[Problem description] For the copy, please give all of the data again exactly and leave the pictures out.
________________
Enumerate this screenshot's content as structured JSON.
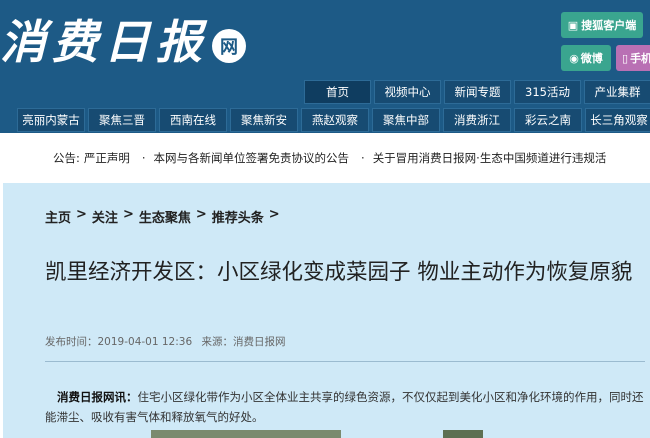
{
  "header": {
    "logo_text": "消费日报",
    "logo_badge": "网",
    "client_button": "搜狐客户端",
    "weibo_button": "微博",
    "mobile_button": "手机"
  },
  "nav": {
    "row1": [
      "首页",
      "视频中心",
      "新闻专题",
      "315活动",
      "产业集群"
    ],
    "row2": [
      "亮丽内蒙古",
      "聚焦三晋",
      "西南在线",
      "聚焦新安",
      "燕赵观察",
      "聚焦中部",
      "消费浙江",
      "彩云之南",
      "长三角观察"
    ]
  },
  "notice": {
    "label": "公告:",
    "items": [
      "严正声明",
      "本网与各新闻单位签署免责协议的公告",
      "关于冒用消费日报网·生态中国频道进行违规活"
    ]
  },
  "breadcrumb": [
    "主页",
    ">",
    "关注",
    ">",
    "生态聚焦",
    ">",
    "推荐头条",
    ">"
  ],
  "article": {
    "title": "凯里经济开发区：小区绿化变成菜园子 物业主动作为恢复原貌",
    "publish_label": "发布时间：",
    "publish_time": "2019-04-01 12:36",
    "source_label": "来源：",
    "source": "消费日报网",
    "lead": "消费日报网讯：",
    "body": "住宅小区绿化带作为小区全体业主共享的绿色资源，不仅仅起到美化小区和净化环境的作用，同时还能滞尘、吸收有害气体和释放氧气的好处。"
  }
}
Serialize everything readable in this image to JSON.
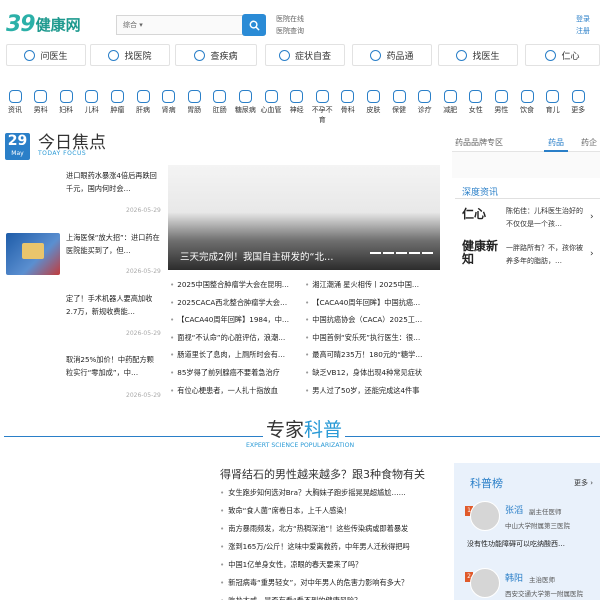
{
  "header": {
    "logo_mark": "39",
    "logo_text": "健康网",
    "search_category": "综合",
    "quick_links": [
      "医院在线",
      "医院查询"
    ],
    "user_links": [
      "登录",
      "注册"
    ]
  },
  "nav": [
    {
      "label": "问医生",
      "icon": "doctor-icon"
    },
    {
      "label": "找医院",
      "icon": "hospital-icon"
    },
    {
      "label": "查疾病",
      "icon": "disease-icon"
    },
    {
      "label": "症状自查",
      "icon": "symptom-icon"
    },
    {
      "label": "药品通",
      "icon": "pill-icon"
    },
    {
      "label": "找医生",
      "icon": "find-doctor-icon"
    },
    {
      "label": "仁心",
      "icon": "renxin-icon"
    }
  ],
  "categories": [
    "资讯",
    "男科",
    "妇科",
    "儿科",
    "肿瘤",
    "肝病",
    "肾病",
    "胃肠",
    "肛肠",
    "糖尿病",
    "心血管",
    "神经",
    "不孕不育",
    "骨科",
    "皮肤",
    "保健",
    "诊疗",
    "减肥",
    "女性",
    "男性",
    "饮食",
    "育儿",
    "更多"
  ],
  "focus": {
    "day": "29",
    "month": "May",
    "title": "今日焦点",
    "subtitle": "TODAY FOCUS",
    "news": [
      {
        "text": "进口眼药水暴涨4倍后再跌回千元，国内何时会…",
        "date": "2026-05-29"
      },
      {
        "text": "上海医保“放大招”：进口药在医院能买到了，但…",
        "date": "2026-05-29"
      },
      {
        "text": "定了！手术机器人要高加收2.7万，新规收费能…",
        "date": "2026-05-29"
      },
      {
        "text": "取消25%加价！中药配方颗粒实行“零加成”，中…",
        "date": "2026-05-29"
      }
    ]
  },
  "banner": {
    "caption": "三天完成2例！我国自主研发的“北…"
  },
  "mid_links": [
    [
      "2025中国整合肿瘤学大会在昆明…",
      "湘江潮涌 星火相传丨2025中国…"
    ],
    [
      "2025CACA西北整合肿瘤学大会…",
      "【CACA40周年回眸】中国抗癌…"
    ],
    [
      "【CACA40周年回眸】1984，中…",
      "中国抗癌协会（CACA）2025工…"
    ],
    [
      "面视“不认命”的心脏评估，浪潮…",
      "中国首例“安乐死”执行医生：很…"
    ],
    [
      "肠道里长了息肉，上厕所时会有…",
      "最高可睛235万！180元的“糖学…"
    ],
    [
      "85岁得了前列腺癌不要着急治疗",
      "缺乏VB12，身体出现4种常见症状"
    ],
    [
      "有位心梗患者，一人扎十指放血",
      "男人过了50岁，还能完成这4件事"
    ]
  ],
  "right": {
    "tab1": "药品品牌专区",
    "tab2": "药品",
    "tab3": "药企",
    "depth_title": "深度资讯",
    "depth": [
      {
        "logo": "仁心",
        "text": "陈佑佳：儿科医生治好的不仅仅是一个孩…"
      },
      {
        "logo": "健康新知",
        "text": "一胖路所有？不，孩你被养多年的脂肪，…"
      }
    ]
  },
  "expert": {
    "title_a": "专家",
    "title_b": "科普",
    "subtitle": "EXPERT SCIENCE POPULARIZATION",
    "headline": "得肾结石的男性越来越多？跟3种食物有关",
    "items": [
      "女生跑步知何选对Bra？大胸妹子跑步摇晃晃超尴尬……",
      "致命“食人菌”席卷日本，上千人感染！",
      "南方暴雨频发，北方“热稠深池”！这些传染病或即着暴发",
      "涨到165万/公斤！这味中爱离救药，中年男人迁秋得把吗",
      "中国1亿单身女性，凉眼的春天要来了吗？",
      "新冠病毒“重男轻女”，对中年男人的危害力影响有多大？",
      "吃盐太咸，是否有看“看不到的健康风险？"
    ]
  },
  "kepu": {
    "title": "科普榜",
    "more": "更多",
    "people": [
      {
        "rank": "1",
        "name": "张滔",
        "role": "副主任医师",
        "hospital": "中山大学附属第三医院",
        "desc": "没有性功能障碍可以吃纳酸西…"
      },
      {
        "rank": "2",
        "name": "韩阳",
        "role": "主治医师",
        "hospital": "西安交通大学第一附属医院",
        "desc": ""
      }
    ]
  }
}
________________
[Result below]
Enumerate this screenshot's content as structured JSON.
{
  "header": {
    "logo_text": "消费日报",
    "logo_badge": "网",
    "client_button": "搜狐客户端",
    "weibo_button": "微博",
    "mobile_button": "手机"
  },
  "nav": {
    "row1": [
      "首页",
      "视频中心",
      "新闻专题",
      "315活动",
      "产业集群"
    ],
    "row2": [
      "亮丽内蒙古",
      "聚焦三晋",
      "西南在线",
      "聚焦新安",
      "燕赵观察",
      "聚焦中部",
      "消费浙江",
      "彩云之南",
      "长三角观察"
    ]
  },
  "notice": {
    "label": "公告:",
    "items": [
      "严正声明",
      "本网与各新闻单位签署免责协议的公告",
      "关于冒用消费日报网·生态中国频道进行违规活"
    ]
  },
  "breadcrumb": [
    "主页",
    ">",
    "关注",
    ">",
    "生态聚焦",
    ">",
    "推荐头条",
    ">"
  ],
  "article": {
    "title": "凯里经济开发区：小区绿化变成菜园子 物业主动作为恢复原貌",
    "publish_label": "发布时间：",
    "publish_time": "2019-04-01 12:36",
    "source_label": "来源：",
    "source": "消费日报网",
    "lead": "消费日报网讯：",
    "body": "住宅小区绿化带作为小区全体业主共享的绿色资源，不仅仅起到美化小区和净化环境的作用，同时还能滞尘、吸收有害气体和释放氧气的好处。"
  }
}
Serialize everything readable in this image to JSON.
{
  "header": {
    "logo_mark": "39",
    "logo_text": "健康网",
    "search_category": "综合",
    "quick_links": [
      "医院在线",
      "医院查询"
    ],
    "user_links": [
      "登录",
      "注册"
    ]
  },
  "nav": [
    {
      "label": "问医生",
      "icon": "doctor-icon"
    },
    {
      "label": "找医院",
      "icon": "hospital-icon"
    },
    {
      "label": "查疾病",
      "icon": "disease-icon"
    },
    {
      "label": "症状自查",
      "icon": "symptom-icon"
    },
    {
      "label": "药品通",
      "icon": "pill-icon"
    },
    {
      "label": "找医生",
      "icon": "find-doctor-icon"
    },
    {
      "label": "仁心",
      "icon": "renxin-icon"
    }
  ],
  "categories": [
    "资讯",
    "男科",
    "妇科",
    "儿科",
    "肿瘤",
    "肝病",
    "肾病",
    "胃肠",
    "肛肠",
    "糖尿病",
    "心血管",
    "神经",
    "不孕不育",
    "骨科",
    "皮肤",
    "保健",
    "诊疗",
    "减肥",
    "女性",
    "男性",
    "饮食",
    "育儿",
    "更多"
  ],
  "focus": {
    "day": "29",
    "month": "May",
    "title": "今日焦点",
    "subtitle": "TODAY FOCUS",
    "news": [
      {
        "text": "进口眼药水暴涨4倍后再跌回千元，国内何时会…",
        "date": "2026-05-29"
      },
      {
        "text": "上海医保“放大招”：进口药在医院能买到了，但…",
        "date": "2026-05-29"
      },
      {
        "text": "定了！手术机器人要高加收2.7万，新规收费能…",
        "date": "2026-05-29"
      },
      {
        "text": "取消25%加价！中药配方颗粒实行“零加成”，中…",
        "date": "2026-05-29"
      }
    ]
  },
  "banner": {
    "caption": "三天完成2例！我国自主研发的“北…"
  },
  "mid_links": [
    [
      "2025中国整合肿瘤学大会在昆明…",
      "湘江潮涌 星火相传丨2025中国…"
    ],
    [
      "2025CACA西北整合肿瘤学大会…",
      "【CACA40周年回眸】中国抗癌…"
    ],
    [
      "【CACA40周年回眸】1984，中…",
      "中国抗癌协会（CACA）2025工…"
    ],
    [
      "面视“不认命”的心脏评估，浪潮…",
      "中国首例“安乐死”执行医生：很…"
    ],
    [
      "肠道里长了息肉，上厕所时会有…",
      "最高可睛235万！180元的“糖学…"
    ],
    [
      "85岁得了前列腺癌不要着急治疗",
      "缺乏VB12，身体出现4种常见症状"
    ],
    [
      "有位心梗患者，一人扎十指放血",
      "男人过了50岁，还能完成这4件事"
    ]
  ],
  "right": {
    "tab1": "药品品牌专区",
    "tab2": "药品",
    "tab3": "药企",
    "depth_title": "深度资讯",
    "depth": [
      {
        "logo": "仁心",
        "text": "陈佑佳：儿科医生治好的不仅仅是一个孩…"
      },
      {
        "logo": "健康新知",
        "text": "一胖路所有？不，孩你被养多年的脂肪，…"
      }
    ]
  },
  "expert": {
    "title_a": "专家",
    "title_b": "科普",
    "subtitle": "EXPERT SCIENCE POPULARIZATION",
    "headline": "得肾结石的男性越来越多？跟3种食物有关",
    "items": [
      "女生跑步知何选对Bra？大胸妹子跑步摇晃晃超尴尬……",
      "致命“食人菌”席卷日本，上千人感染！",
      "南方暴雨频发，北方“热稠深池”！这些传染病或即着暴发",
      "涨到165万/公斤！这味中爱离救药，中年男人迁秋得把吗",
      "中国1亿单身女性，凉眼的春天要来了吗？",
      "新冠病毒“重男轻女”，对中年男人的危害力影响有多大？",
      "吃盐太咸，是否有看“看不到的健康风险？"
    ]
  },
  "kepu": {
    "title": "科普榜",
    "more": "更多",
    "people": [
      {
        "rank": "1",
        "name": "张滔",
        "role": "副主任医师",
        "hospital": "中山大学附属第三医院",
        "desc": "没有性功能障碍可以吃纳酸西…"
      },
      {
        "rank": "2",
        "name": "韩阳",
        "role": "主治医师",
        "hospital": "西安交通大学第一附属医院",
        "desc": ""
      }
    ]
  }
}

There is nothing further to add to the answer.